TASK PROMPT - From the line with "- event-dot: [64, 241, 65, 242]" to the line with "- event-dot: [449, 185, 450, 186]", substitute "scatter-point" for "event-dot" and leave everything else unchanged. Write out only those lines of the items.

[Element and region data]
________________________

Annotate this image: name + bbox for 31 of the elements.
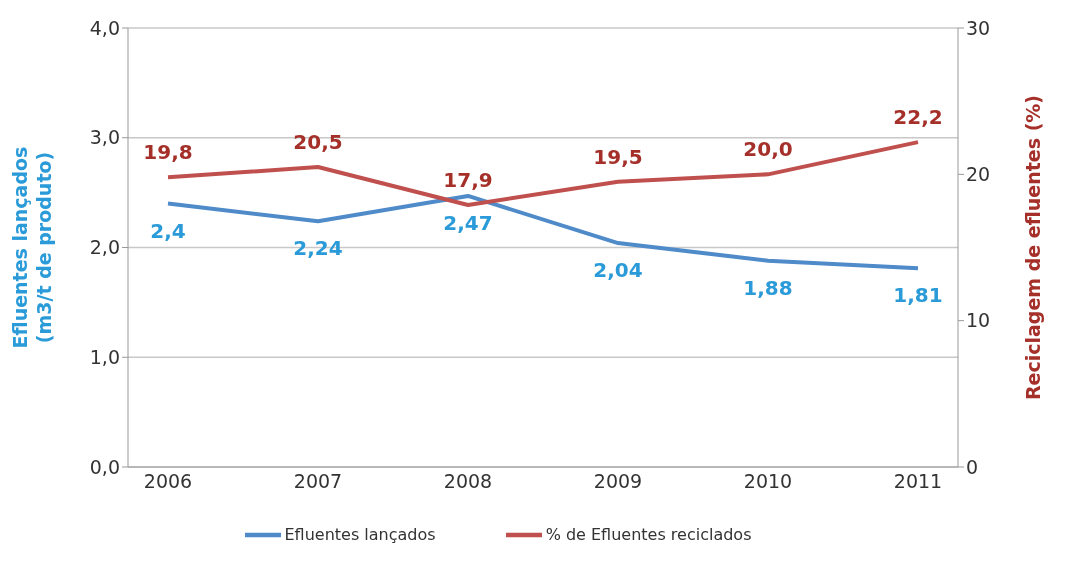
y2-tick-label: 10 [966,309,991,332]
data-label: 2,24 [293,236,343,261]
data-label: 1,88 [743,275,793,300]
y-axis-title: Efluentes lançados (m3/t de produto) [9,146,55,349]
y-tick-label: 1,0 [89,345,120,368]
data-label: 22,2 [893,105,943,130]
y2-tick-label: 20 [966,163,991,186]
y-tick-label: 0,0 [89,455,120,478]
y2-axis-title: Reciclagem de efluentes (%) [1022,94,1044,401]
data-label: 20,5 [293,130,343,155]
y-tick-label: 3,0 [89,126,120,149]
y-tick-label: 2,0 [89,236,120,259]
x-tick-label: 2009 [593,470,643,493]
x-tick-label: 2010 [743,470,793,493]
x-tick-label: 2008 [443,470,493,493]
x-tick-label: 2006 [143,470,193,493]
data-label: 19,8 [143,140,193,165]
data-label: 2,04 [593,258,643,283]
y2-tick-label: 30 [966,16,991,39]
y-tick-label: 4,0 [89,16,120,39]
y2-tick-label: 0 [966,455,979,478]
data-label: 17,9 [443,168,493,193]
x-tick-label: 2007 [293,470,343,493]
legend-label: % de Efluentes reciclados [545,524,752,544]
data-label: 1,81 [893,283,943,308]
data-label: 19,5 [593,144,643,169]
data-label: 20,0 [743,137,793,162]
data-label: 2,4 [150,218,186,243]
x-tick-label: 2011 [893,470,943,493]
legend-label: Efluentes lançados [284,524,436,544]
data-label: 2,47 [443,210,493,235]
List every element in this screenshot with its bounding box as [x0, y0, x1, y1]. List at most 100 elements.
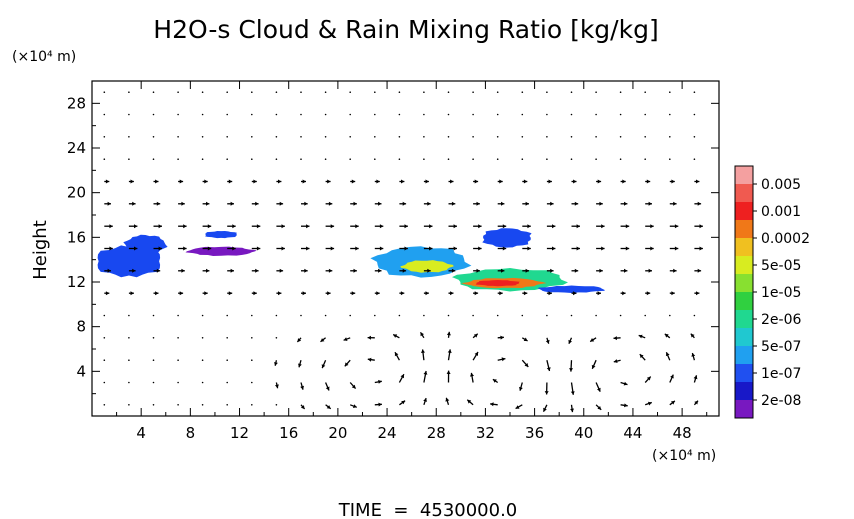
y-tick-label: 4 [76, 362, 86, 380]
wind-vector-head [492, 379, 497, 383]
wind-vector [546, 158, 548, 160]
wind-vector-head [351, 291, 356, 296]
wind-vector [644, 158, 646, 160]
wind-vector [521, 113, 524, 116]
colorbar-swatch [735, 238, 753, 257]
wind-vector-head [601, 224, 605, 229]
wind-vector-head [699, 224, 703, 229]
wind-vector-head [623, 381, 628, 386]
wind-vector-head [650, 224, 654, 229]
wind-vector-head [671, 179, 675, 184]
wind-vector-head [179, 291, 184, 296]
wind-vector-head [546, 367, 551, 371]
wind-vector-head [228, 179, 233, 184]
wind-vector-head [367, 335, 371, 340]
wind-vector-head [404, 224, 408, 229]
colorbar-swatch [735, 400, 753, 419]
wind-vector-head [664, 333, 669, 338]
wind-vector-head [232, 224, 236, 229]
wind-vector-head [158, 246, 162, 251]
wind-vector [570, 91, 573, 93]
plot-frame [91, 80, 720, 417]
wind-vector-head [274, 362, 278, 366]
wind-vector-head [622, 291, 626, 296]
wind-vector [226, 113, 228, 116]
wind-vector-head [134, 224, 138, 229]
wind-vector-head [109, 224, 113, 229]
wind-vector [275, 158, 278, 160]
wind-vector-head [302, 179, 306, 184]
wind-vector-head [423, 398, 427, 402]
wind-vector-head [105, 291, 110, 296]
wind-vector-head [467, 399, 472, 404]
wind-vector [275, 136, 278, 138]
wind-vector-head [400, 374, 404, 379]
wind-vector [177, 381, 179, 384]
wind-vector [128, 136, 130, 138]
wind-vector [251, 314, 253, 317]
wind-vector-head [255, 201, 259, 206]
wind-vector-head [427, 201, 431, 206]
wind-vector-head [576, 224, 580, 229]
wind-vector-head [328, 268, 333, 273]
wind-vector [374, 314, 376, 317]
wind-vector-head [321, 364, 326, 369]
wind-vector-head [326, 405, 331, 409]
wind-vector-head [394, 352, 399, 357]
wind-vector-head [573, 179, 577, 184]
wind-vector-head [206, 201, 210, 206]
wind-vector [595, 113, 597, 116]
wind-vector [496, 158, 499, 160]
wind-vector [521, 158, 524, 160]
wind-vector [152, 404, 155, 406]
wind-vector [103, 136, 106, 138]
wind-vector [201, 136, 204, 138]
cloud-region [400, 260, 454, 273]
wind-vector-head [353, 268, 357, 273]
wind-vector-head [499, 179, 503, 184]
wind-vector [398, 91, 401, 93]
wind-vector [251, 113, 253, 116]
wind-vector-head [476, 268, 480, 273]
wind-vector-head [351, 179, 356, 184]
wind-vector [226, 359, 228, 362]
wind-vector-head [451, 268, 456, 273]
wind-vector [374, 91, 376, 93]
wind-vector [324, 158, 327, 160]
wind-vector [103, 337, 106, 339]
wind-vector [201, 337, 204, 339]
colorbar-swatch [735, 220, 753, 239]
wind-vector [177, 136, 179, 138]
wind-vector-head [304, 201, 308, 206]
colorbar-label: 0.001 [761, 204, 801, 220]
wind-vector [619, 113, 622, 116]
wind-vector-head [552, 224, 556, 229]
colorbar-label: 5e-07 [761, 339, 801, 355]
wind-vector-head [344, 362, 349, 367]
wind-vector-head [568, 339, 572, 344]
wind-vector-head [445, 397, 450, 402]
wind-vector-head [576, 246, 580, 251]
wind-vector-head [597, 387, 601, 392]
wind-vector-head [690, 333, 695, 338]
wind-vector [251, 381, 253, 384]
wind-vector [275, 404, 278, 406]
wind-vector [226, 91, 228, 93]
colorbar-label: 0.005 [761, 177, 801, 193]
wind-vector [103, 113, 106, 116]
wind-vector-head [697, 201, 702, 206]
x-tick-label: 12 [230, 424, 249, 442]
wind-vector-head [378, 201, 382, 206]
wind-vector-head [204, 291, 208, 296]
wind-vector-head [699, 246, 703, 251]
wind-vector [693, 91, 696, 93]
wind-vector-head [671, 400, 675, 405]
wind-vector [177, 404, 179, 406]
wind-vector-head [421, 349, 425, 353]
wind-vector-head [376, 291, 380, 296]
wind-vector [595, 136, 597, 138]
wind-vector-head [515, 405, 520, 409]
wind-vector-head [420, 332, 424, 337]
time-footer: TIME = 4530000.0 [338, 500, 518, 519]
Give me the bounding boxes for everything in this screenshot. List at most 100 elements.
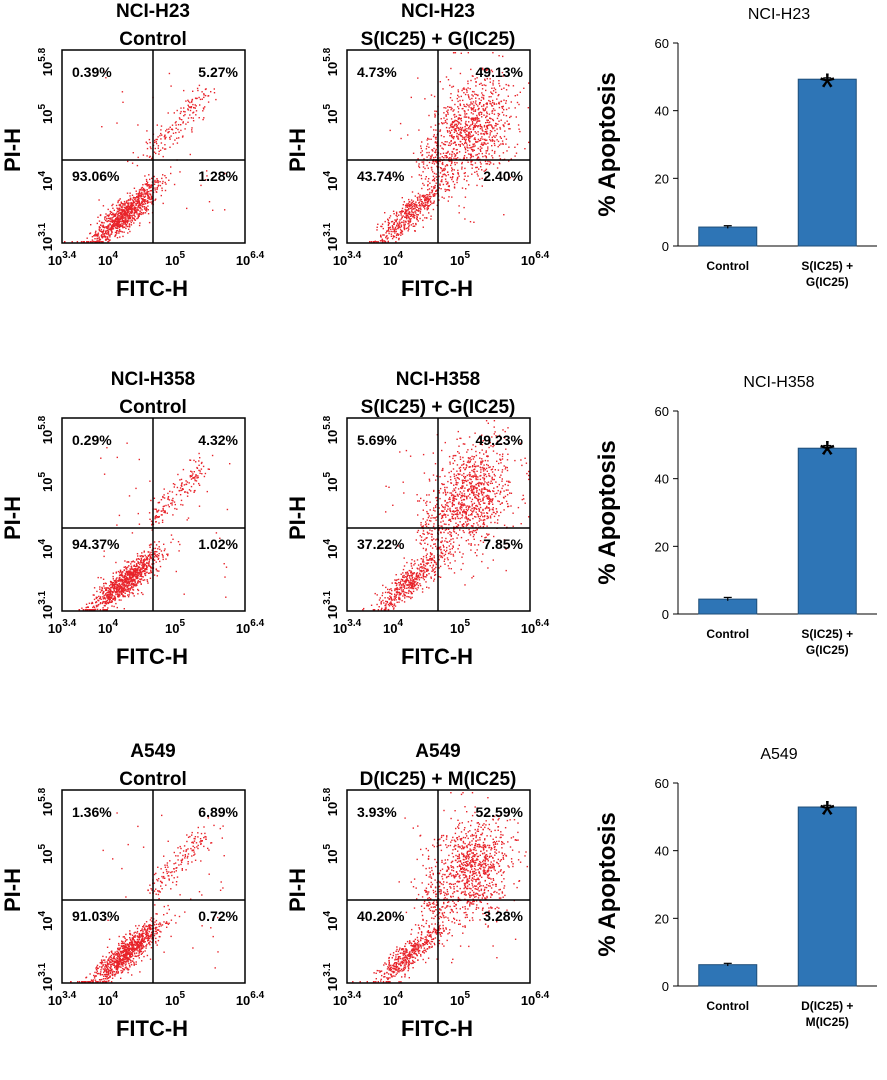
- event-dot: [64, 241, 65, 242]
- event-dot: [484, 139, 485, 140]
- event-dot: [164, 144, 165, 145]
- event-dot: [458, 478, 459, 479]
- event-dot: [459, 474, 460, 475]
- event-dot: [499, 103, 500, 104]
- event-dot: [467, 505, 468, 506]
- event-dot: [120, 224, 121, 225]
- event-dot: [104, 601, 105, 602]
- event-dot: [465, 121, 466, 122]
- event-dot: [128, 565, 129, 566]
- event-dot: [481, 536, 482, 537]
- event-dot: [480, 146, 481, 147]
- event-dot: [156, 191, 157, 192]
- event-dot: [501, 481, 502, 482]
- event-dot: [139, 459, 140, 460]
- event-dot: [469, 154, 470, 155]
- event-dot: [474, 126, 475, 127]
- event-dot: [449, 185, 450, 186]
- event-dot: [472, 91, 473, 92]
- event-dot: [198, 470, 199, 471]
- event-dot: [117, 220, 118, 221]
- event-dot: [457, 121, 458, 122]
- event-dot: [475, 111, 476, 112]
- event-dot: [525, 503, 526, 504]
- dot-cloud: [79, 443, 231, 611]
- event-dot: [503, 124, 504, 125]
- event-dot: [125, 218, 126, 219]
- event-dot: [464, 116, 465, 117]
- event-dot: [408, 226, 409, 227]
- event-dot: [457, 106, 458, 107]
- event-dot: [388, 230, 389, 231]
- event-dot: [139, 225, 140, 226]
- event-dot: [126, 567, 127, 568]
- event-dot: [419, 167, 420, 168]
- event-dot: [126, 587, 127, 588]
- event-dot: [384, 212, 385, 213]
- event-dot: [468, 457, 469, 458]
- event-dot: [486, 133, 487, 134]
- event-dot: [462, 162, 463, 163]
- event-dot: [499, 107, 500, 108]
- event-dot: [524, 458, 525, 459]
- event-dot: [136, 209, 137, 210]
- event-dot: [426, 176, 427, 177]
- event-dot: [187, 481, 188, 482]
- flow-plot-svg: NCI-H358 Control 0.29% 4.32% 94.37% 1.02…: [0, 368, 300, 708]
- event-dot: [198, 97, 199, 98]
- event-dot: [479, 518, 480, 519]
- event-dot: [394, 603, 395, 604]
- event-dot: [117, 218, 118, 219]
- event-dot: [472, 168, 473, 169]
- significance-star: *: [819, 66, 835, 110]
- event-dot: [486, 420, 487, 421]
- event-dot: [154, 184, 155, 185]
- event-dot: [420, 564, 421, 565]
- event-dot: [498, 146, 499, 147]
- event-dot: [498, 55, 499, 56]
- event-dot: [411, 210, 412, 211]
- event-dot: [434, 116, 435, 117]
- event-dot: [382, 234, 383, 235]
- event-dot: [502, 485, 503, 486]
- event-dot: [412, 593, 413, 594]
- event-dot: [167, 499, 168, 500]
- event-dot: [110, 584, 111, 585]
- event-dot: [123, 223, 124, 224]
- event-dot: [471, 508, 472, 509]
- event-dot: [118, 200, 119, 201]
- event-dot: [498, 94, 499, 95]
- event-dot: [443, 143, 444, 144]
- event-dot: [150, 578, 151, 579]
- event-dot: [384, 609, 385, 610]
- event-dot: [423, 227, 424, 228]
- event-dot: [432, 180, 433, 181]
- quadrant-upper-right: 4.32%: [198, 432, 238, 448]
- event-dot: [452, 127, 453, 128]
- event-dot: [454, 504, 455, 505]
- event-dot: [113, 221, 114, 222]
- event-dot: [460, 127, 461, 128]
- event-dot: [120, 231, 121, 232]
- event-dot: [410, 580, 411, 581]
- event-dot: [117, 228, 118, 229]
- event-dot: [488, 467, 489, 468]
- event-dot: [449, 127, 450, 128]
- x-tick-label: 103.4: [333, 250, 362, 268]
- event-dot: [156, 141, 157, 142]
- event-dot: [425, 568, 426, 569]
- event-dot: [156, 509, 157, 510]
- event-dot: [122, 218, 123, 219]
- event-dot: [455, 496, 456, 497]
- event-dot: [474, 137, 475, 138]
- event-dot: [117, 580, 118, 581]
- event-dot: [123, 587, 124, 588]
- event-dot: [433, 580, 434, 581]
- event-dot: [410, 582, 411, 583]
- event-dot: [454, 156, 455, 157]
- event-dot: [400, 138, 401, 139]
- event-dot: [489, 161, 490, 162]
- event-dot: [430, 139, 431, 140]
- event-dot: [405, 576, 406, 577]
- event-dot: [493, 163, 494, 164]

________________________

COMPLETE ANSWER -
- scatter-point: [64, 241, 65, 242]
- scatter-point: [484, 139, 485, 140]
- scatter-point: [164, 144, 165, 145]
- scatter-point: [458, 478, 459, 479]
- scatter-point: [459, 474, 460, 475]
- scatter-point: [499, 103, 500, 104]
- scatter-point: [467, 505, 468, 506]
- scatter-point: [120, 224, 121, 225]
- scatter-point: [104, 601, 105, 602]
- scatter-point: [465, 121, 466, 122]
- scatter-point: [128, 565, 129, 566]
- scatter-point: [481, 536, 482, 537]
- scatter-point: [480, 146, 481, 147]
- scatter-point: [156, 191, 157, 192]
- scatter-point: [501, 481, 502, 482]
- scatter-point: [139, 459, 140, 460]
- scatter-point: [469, 154, 470, 155]
- scatter-point: [474, 126, 475, 127]
- scatter-point: [449, 185, 450, 186]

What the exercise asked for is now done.